— Task objective —
Which lines of the records contain the string "time"? Return each one in full, treating uppercase and lowercase as different.

— Task data —
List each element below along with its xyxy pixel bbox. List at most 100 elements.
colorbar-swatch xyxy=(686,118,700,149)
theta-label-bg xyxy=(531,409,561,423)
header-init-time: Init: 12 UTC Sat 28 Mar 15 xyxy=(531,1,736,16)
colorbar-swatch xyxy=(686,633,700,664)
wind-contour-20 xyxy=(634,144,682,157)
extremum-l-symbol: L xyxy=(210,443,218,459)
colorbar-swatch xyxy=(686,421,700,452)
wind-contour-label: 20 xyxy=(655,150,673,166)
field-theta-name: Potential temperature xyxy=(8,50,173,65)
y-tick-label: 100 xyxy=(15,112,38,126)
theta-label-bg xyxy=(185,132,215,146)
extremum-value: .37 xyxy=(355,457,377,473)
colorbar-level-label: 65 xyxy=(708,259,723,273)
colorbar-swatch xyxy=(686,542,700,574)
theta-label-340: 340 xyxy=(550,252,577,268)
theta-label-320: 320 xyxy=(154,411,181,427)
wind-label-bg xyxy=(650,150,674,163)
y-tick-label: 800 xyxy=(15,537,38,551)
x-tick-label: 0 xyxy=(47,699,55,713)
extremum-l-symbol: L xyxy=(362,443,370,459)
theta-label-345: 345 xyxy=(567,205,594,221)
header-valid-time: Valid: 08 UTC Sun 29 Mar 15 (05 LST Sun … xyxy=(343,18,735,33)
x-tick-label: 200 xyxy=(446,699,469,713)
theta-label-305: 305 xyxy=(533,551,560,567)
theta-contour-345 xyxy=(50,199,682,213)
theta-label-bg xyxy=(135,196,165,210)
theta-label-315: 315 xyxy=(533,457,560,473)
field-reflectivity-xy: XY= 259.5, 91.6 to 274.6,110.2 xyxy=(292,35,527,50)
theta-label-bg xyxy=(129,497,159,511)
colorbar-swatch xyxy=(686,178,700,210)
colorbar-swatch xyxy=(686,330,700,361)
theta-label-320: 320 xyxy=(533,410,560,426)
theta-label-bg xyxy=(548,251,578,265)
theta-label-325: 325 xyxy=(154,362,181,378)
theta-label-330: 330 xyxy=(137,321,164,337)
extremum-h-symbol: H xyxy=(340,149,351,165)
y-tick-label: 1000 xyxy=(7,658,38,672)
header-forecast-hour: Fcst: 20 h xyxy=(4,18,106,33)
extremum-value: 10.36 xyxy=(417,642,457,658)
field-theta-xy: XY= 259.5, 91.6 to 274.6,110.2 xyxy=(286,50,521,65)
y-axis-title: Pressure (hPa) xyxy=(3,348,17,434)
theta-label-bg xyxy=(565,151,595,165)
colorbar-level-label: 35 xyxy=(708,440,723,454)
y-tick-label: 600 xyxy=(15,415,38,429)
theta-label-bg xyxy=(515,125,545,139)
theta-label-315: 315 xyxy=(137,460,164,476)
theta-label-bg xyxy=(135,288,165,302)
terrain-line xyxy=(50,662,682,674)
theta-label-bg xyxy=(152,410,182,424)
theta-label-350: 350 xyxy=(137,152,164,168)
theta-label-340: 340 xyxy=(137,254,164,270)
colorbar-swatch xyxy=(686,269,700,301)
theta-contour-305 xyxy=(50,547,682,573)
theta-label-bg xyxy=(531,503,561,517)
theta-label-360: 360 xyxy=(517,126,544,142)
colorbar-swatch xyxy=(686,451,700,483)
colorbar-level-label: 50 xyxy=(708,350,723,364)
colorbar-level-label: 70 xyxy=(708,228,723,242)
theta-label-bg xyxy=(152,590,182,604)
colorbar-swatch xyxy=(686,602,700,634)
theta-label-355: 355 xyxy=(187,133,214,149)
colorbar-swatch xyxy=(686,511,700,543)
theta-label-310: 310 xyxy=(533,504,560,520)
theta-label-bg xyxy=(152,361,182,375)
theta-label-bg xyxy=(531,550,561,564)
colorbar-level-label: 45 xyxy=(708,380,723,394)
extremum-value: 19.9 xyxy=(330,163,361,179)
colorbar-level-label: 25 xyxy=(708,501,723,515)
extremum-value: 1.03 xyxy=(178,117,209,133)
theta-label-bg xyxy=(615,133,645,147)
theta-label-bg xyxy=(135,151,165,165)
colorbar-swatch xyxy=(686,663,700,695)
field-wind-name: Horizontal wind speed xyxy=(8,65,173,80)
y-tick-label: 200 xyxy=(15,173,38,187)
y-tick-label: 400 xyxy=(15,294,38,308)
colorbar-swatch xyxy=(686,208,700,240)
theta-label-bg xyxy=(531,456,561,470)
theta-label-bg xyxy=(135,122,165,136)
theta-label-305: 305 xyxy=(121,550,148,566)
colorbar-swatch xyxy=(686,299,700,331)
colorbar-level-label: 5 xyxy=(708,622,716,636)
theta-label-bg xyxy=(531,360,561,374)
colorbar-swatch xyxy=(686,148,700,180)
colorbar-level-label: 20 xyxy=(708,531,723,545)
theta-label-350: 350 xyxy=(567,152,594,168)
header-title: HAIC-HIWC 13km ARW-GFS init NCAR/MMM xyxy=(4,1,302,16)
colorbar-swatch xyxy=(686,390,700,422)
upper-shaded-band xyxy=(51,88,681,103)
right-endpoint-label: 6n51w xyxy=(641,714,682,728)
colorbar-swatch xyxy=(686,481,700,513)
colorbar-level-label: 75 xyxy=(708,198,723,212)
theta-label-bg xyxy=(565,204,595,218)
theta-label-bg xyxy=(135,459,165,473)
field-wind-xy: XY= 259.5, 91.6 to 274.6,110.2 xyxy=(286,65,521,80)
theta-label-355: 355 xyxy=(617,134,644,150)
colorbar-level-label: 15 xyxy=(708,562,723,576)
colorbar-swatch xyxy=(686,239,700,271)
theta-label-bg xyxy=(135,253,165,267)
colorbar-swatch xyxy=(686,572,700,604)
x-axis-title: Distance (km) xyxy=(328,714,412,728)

— Result of the exercise —
header-init-time: Init: 12 UTC Sat 28 Mar 15 xyxy=(531,1,736,16)
header-valid-time: Valid: 08 UTC Sun 29 Mar 15 (05 LST Sun … xyxy=(343,18,735,33)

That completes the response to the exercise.